__Task statement__. Lines that include the word "xlabel" are the ones to copy.

__Data shown__.
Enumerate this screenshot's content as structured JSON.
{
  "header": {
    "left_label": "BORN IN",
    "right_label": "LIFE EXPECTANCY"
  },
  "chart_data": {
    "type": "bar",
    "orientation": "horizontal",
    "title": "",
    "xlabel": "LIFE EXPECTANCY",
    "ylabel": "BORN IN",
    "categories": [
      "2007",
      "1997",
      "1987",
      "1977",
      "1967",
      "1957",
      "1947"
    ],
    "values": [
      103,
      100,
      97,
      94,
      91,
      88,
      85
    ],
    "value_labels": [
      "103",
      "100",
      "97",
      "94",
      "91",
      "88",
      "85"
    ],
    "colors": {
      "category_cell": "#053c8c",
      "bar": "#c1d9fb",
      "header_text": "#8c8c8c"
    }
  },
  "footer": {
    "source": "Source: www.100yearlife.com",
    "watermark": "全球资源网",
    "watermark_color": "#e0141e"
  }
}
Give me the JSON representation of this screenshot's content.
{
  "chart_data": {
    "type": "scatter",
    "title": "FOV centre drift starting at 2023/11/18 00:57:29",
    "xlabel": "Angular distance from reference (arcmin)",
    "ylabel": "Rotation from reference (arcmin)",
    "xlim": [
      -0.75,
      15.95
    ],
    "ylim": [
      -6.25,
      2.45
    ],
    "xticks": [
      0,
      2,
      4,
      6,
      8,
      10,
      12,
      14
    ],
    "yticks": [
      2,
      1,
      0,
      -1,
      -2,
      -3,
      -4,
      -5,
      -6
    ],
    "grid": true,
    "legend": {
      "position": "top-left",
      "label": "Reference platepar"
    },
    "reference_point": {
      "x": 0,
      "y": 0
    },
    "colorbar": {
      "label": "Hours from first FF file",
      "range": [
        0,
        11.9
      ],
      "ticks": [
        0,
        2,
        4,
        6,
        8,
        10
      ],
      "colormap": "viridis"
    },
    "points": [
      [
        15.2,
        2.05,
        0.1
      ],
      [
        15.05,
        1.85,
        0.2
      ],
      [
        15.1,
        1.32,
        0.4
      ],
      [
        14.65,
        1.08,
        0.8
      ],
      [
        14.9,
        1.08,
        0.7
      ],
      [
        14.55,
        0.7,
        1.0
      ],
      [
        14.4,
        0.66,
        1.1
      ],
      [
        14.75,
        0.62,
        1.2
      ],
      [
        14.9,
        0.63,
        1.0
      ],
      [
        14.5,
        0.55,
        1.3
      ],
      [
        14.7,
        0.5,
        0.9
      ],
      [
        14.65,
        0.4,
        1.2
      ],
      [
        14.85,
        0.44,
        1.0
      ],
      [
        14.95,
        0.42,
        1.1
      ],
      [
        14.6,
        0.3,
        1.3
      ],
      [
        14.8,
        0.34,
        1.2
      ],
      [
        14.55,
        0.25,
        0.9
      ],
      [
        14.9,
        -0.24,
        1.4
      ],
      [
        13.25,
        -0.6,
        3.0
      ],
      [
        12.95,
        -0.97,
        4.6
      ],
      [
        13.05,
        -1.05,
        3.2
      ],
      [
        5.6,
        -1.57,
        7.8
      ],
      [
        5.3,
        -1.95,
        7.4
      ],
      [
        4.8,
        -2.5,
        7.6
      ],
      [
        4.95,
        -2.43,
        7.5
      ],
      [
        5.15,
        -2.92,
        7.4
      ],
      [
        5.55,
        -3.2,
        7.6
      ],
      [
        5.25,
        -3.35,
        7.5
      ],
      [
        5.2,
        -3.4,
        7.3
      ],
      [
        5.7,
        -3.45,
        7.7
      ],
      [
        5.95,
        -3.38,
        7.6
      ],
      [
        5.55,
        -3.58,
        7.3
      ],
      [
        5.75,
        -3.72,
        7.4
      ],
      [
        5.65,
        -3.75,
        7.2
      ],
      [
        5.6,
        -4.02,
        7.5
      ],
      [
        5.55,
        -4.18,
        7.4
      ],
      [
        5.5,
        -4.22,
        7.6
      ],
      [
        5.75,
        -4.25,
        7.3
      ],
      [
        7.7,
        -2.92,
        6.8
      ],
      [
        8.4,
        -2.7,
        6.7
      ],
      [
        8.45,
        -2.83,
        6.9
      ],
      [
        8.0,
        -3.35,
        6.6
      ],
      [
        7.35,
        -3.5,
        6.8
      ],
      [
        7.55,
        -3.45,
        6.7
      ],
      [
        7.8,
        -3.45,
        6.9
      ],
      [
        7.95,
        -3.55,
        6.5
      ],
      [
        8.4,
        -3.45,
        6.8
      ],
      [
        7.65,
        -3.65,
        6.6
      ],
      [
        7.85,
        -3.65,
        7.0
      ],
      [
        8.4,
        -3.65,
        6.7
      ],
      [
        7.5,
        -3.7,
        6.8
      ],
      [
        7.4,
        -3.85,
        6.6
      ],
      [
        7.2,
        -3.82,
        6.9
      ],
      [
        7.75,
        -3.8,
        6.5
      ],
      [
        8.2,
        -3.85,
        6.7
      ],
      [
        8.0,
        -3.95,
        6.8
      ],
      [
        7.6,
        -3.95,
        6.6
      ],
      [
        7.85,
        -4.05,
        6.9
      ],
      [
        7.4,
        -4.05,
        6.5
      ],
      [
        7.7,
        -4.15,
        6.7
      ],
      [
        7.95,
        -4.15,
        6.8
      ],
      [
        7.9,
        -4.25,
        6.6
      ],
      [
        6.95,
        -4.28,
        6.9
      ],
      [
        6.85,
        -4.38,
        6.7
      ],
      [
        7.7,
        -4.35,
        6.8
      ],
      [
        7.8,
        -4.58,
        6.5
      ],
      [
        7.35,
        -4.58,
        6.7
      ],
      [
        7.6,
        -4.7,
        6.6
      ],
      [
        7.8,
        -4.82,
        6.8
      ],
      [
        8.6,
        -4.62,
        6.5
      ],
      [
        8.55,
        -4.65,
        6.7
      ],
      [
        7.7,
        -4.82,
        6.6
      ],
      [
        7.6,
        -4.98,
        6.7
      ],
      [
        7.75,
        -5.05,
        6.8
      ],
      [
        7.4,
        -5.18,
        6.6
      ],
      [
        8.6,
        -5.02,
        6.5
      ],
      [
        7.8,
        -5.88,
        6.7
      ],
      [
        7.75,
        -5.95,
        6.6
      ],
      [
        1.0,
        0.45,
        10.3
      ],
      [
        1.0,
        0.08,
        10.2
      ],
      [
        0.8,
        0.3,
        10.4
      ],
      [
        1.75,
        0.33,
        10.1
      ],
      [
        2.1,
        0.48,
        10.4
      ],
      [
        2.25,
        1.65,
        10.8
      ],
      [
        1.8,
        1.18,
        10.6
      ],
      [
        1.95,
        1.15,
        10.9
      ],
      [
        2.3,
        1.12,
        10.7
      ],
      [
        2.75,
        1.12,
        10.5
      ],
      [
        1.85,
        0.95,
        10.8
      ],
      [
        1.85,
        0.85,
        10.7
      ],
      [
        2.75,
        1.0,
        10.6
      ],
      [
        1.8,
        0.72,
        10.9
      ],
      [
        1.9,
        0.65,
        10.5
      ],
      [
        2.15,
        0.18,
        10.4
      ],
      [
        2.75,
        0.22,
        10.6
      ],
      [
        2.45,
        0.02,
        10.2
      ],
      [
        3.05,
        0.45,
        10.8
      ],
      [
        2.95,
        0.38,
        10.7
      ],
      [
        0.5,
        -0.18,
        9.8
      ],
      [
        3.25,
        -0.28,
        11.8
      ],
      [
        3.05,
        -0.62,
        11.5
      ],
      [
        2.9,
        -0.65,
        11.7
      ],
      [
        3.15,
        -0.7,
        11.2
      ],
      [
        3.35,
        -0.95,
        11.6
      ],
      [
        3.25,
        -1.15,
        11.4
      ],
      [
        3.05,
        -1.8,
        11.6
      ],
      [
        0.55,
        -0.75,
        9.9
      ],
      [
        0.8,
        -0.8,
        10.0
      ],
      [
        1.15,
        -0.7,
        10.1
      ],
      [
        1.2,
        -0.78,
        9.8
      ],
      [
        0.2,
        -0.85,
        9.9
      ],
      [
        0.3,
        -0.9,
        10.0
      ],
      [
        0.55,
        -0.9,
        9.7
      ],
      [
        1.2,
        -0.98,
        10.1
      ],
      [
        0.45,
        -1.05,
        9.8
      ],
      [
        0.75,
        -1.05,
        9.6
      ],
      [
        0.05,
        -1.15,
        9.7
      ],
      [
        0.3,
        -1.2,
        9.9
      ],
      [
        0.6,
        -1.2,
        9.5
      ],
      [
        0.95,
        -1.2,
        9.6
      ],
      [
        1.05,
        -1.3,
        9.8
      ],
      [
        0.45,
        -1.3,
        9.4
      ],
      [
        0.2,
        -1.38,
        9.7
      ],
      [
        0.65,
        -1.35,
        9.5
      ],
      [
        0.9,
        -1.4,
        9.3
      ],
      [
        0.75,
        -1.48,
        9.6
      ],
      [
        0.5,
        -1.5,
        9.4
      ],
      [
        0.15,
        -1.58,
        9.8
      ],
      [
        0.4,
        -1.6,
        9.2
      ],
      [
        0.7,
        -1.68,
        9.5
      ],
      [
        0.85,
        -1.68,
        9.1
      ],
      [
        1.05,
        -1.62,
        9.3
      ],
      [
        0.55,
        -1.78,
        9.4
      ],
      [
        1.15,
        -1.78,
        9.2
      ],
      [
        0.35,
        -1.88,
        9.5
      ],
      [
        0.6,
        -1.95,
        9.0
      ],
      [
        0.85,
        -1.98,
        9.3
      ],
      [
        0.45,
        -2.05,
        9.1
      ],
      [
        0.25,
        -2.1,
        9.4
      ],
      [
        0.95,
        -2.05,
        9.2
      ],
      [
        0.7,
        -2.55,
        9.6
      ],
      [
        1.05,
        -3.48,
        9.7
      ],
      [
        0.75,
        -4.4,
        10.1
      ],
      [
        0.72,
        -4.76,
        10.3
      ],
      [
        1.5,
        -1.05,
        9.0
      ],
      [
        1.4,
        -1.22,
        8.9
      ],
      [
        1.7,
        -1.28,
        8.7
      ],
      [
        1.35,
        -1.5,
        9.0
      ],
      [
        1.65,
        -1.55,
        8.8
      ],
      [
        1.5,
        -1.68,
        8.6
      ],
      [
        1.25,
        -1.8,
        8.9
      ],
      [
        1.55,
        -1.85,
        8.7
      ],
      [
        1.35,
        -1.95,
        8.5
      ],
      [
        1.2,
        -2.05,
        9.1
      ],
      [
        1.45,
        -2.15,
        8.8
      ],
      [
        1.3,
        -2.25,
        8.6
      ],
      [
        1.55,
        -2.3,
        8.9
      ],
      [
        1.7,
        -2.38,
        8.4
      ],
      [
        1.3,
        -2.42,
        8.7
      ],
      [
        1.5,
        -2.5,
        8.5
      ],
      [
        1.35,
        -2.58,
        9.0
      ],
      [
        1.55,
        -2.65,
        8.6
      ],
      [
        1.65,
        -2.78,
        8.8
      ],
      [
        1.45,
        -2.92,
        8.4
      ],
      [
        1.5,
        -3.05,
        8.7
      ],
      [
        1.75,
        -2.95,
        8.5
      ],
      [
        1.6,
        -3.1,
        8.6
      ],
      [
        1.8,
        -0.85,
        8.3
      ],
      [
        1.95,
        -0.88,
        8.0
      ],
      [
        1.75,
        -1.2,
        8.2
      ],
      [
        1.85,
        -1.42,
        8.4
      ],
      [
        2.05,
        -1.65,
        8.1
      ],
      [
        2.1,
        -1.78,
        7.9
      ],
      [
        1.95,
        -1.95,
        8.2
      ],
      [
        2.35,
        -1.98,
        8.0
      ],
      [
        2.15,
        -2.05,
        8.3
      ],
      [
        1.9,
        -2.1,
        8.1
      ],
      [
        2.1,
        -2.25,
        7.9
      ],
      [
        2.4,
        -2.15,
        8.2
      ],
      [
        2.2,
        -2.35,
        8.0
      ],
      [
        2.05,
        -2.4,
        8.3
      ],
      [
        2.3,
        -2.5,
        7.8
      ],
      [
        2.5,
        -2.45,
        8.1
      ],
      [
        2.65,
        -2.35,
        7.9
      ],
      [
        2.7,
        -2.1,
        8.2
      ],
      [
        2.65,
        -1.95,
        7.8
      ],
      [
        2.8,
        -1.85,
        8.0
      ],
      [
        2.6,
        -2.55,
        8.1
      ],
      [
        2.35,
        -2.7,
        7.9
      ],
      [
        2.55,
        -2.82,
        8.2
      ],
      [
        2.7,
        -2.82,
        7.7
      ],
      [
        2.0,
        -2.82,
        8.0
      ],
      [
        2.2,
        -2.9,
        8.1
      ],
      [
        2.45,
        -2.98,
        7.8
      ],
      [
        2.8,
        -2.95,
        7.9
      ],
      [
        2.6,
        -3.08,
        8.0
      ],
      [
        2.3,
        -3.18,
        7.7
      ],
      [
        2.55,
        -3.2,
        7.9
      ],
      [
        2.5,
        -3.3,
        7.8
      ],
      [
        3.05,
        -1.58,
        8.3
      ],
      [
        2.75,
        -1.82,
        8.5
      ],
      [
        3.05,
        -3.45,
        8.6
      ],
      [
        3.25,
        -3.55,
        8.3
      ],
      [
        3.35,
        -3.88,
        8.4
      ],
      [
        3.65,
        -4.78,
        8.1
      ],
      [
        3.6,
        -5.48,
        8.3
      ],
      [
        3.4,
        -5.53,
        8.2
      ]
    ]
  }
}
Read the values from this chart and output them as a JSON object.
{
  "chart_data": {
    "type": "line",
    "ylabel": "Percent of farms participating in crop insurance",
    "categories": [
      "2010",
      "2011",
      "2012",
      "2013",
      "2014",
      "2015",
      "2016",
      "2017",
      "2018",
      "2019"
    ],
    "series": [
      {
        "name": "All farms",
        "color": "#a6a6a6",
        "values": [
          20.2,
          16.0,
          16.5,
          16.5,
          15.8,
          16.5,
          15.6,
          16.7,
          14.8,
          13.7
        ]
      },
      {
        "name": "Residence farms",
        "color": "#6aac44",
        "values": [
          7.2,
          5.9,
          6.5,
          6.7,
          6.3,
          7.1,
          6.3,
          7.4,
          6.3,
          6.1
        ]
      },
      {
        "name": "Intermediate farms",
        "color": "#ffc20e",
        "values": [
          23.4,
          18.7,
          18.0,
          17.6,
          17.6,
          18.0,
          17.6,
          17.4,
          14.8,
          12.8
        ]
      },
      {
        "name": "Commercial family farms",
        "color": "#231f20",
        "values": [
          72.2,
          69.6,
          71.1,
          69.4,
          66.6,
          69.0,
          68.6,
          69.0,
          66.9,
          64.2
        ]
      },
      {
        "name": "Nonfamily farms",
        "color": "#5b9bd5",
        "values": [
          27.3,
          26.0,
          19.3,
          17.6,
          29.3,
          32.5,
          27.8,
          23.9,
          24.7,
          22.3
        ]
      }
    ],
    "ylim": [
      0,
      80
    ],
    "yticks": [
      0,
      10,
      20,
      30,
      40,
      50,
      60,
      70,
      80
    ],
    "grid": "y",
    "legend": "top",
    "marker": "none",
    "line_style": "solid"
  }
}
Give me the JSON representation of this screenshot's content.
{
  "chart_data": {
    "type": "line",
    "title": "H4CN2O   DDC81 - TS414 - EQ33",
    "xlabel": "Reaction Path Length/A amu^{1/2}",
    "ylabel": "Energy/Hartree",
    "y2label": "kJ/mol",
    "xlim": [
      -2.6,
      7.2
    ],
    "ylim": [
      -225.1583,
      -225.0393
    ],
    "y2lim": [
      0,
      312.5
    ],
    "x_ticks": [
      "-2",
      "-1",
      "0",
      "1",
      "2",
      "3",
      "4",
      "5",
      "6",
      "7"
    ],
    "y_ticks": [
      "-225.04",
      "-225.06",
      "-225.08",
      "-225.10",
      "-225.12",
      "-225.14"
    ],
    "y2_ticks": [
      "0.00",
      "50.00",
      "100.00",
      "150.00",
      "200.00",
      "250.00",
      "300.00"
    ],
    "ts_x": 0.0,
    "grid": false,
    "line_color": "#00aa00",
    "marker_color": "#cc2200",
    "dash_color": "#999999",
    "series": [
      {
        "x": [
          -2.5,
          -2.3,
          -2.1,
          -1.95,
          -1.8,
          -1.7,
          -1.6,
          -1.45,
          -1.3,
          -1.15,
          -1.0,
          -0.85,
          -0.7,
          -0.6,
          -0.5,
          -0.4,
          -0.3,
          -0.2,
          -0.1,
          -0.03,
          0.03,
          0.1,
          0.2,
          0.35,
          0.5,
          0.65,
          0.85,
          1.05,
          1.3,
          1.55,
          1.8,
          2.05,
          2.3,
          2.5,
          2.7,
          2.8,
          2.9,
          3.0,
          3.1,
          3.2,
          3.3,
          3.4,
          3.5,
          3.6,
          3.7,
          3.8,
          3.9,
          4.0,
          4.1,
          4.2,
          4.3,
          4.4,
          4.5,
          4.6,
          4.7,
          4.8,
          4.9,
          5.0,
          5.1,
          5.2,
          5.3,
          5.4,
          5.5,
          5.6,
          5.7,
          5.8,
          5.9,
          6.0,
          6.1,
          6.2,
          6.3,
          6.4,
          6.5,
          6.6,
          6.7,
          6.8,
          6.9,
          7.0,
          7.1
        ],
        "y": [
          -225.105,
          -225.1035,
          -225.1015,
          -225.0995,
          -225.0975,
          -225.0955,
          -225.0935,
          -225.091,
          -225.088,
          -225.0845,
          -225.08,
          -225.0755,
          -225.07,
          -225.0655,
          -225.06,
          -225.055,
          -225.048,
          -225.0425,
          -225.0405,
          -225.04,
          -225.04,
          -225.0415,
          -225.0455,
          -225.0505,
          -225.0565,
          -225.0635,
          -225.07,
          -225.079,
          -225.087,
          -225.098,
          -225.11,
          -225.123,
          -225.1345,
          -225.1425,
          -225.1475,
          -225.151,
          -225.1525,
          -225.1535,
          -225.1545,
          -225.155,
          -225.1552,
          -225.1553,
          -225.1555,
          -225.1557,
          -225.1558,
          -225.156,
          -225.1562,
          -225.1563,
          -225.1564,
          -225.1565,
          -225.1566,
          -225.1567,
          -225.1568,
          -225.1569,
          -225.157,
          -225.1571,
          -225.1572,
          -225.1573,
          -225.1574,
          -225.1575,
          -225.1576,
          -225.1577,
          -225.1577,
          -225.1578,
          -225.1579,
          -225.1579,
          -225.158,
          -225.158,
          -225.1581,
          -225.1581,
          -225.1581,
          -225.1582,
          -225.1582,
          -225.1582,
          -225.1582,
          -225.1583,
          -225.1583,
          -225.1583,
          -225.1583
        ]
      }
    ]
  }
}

__Problem solution__.
    "xlabel": "LIFE EXPECTANCY",
    "xlabel": "Angular distance from reference (arcmin)",
    "xlabel": "Reaction Path Length/A amu^{1/2}",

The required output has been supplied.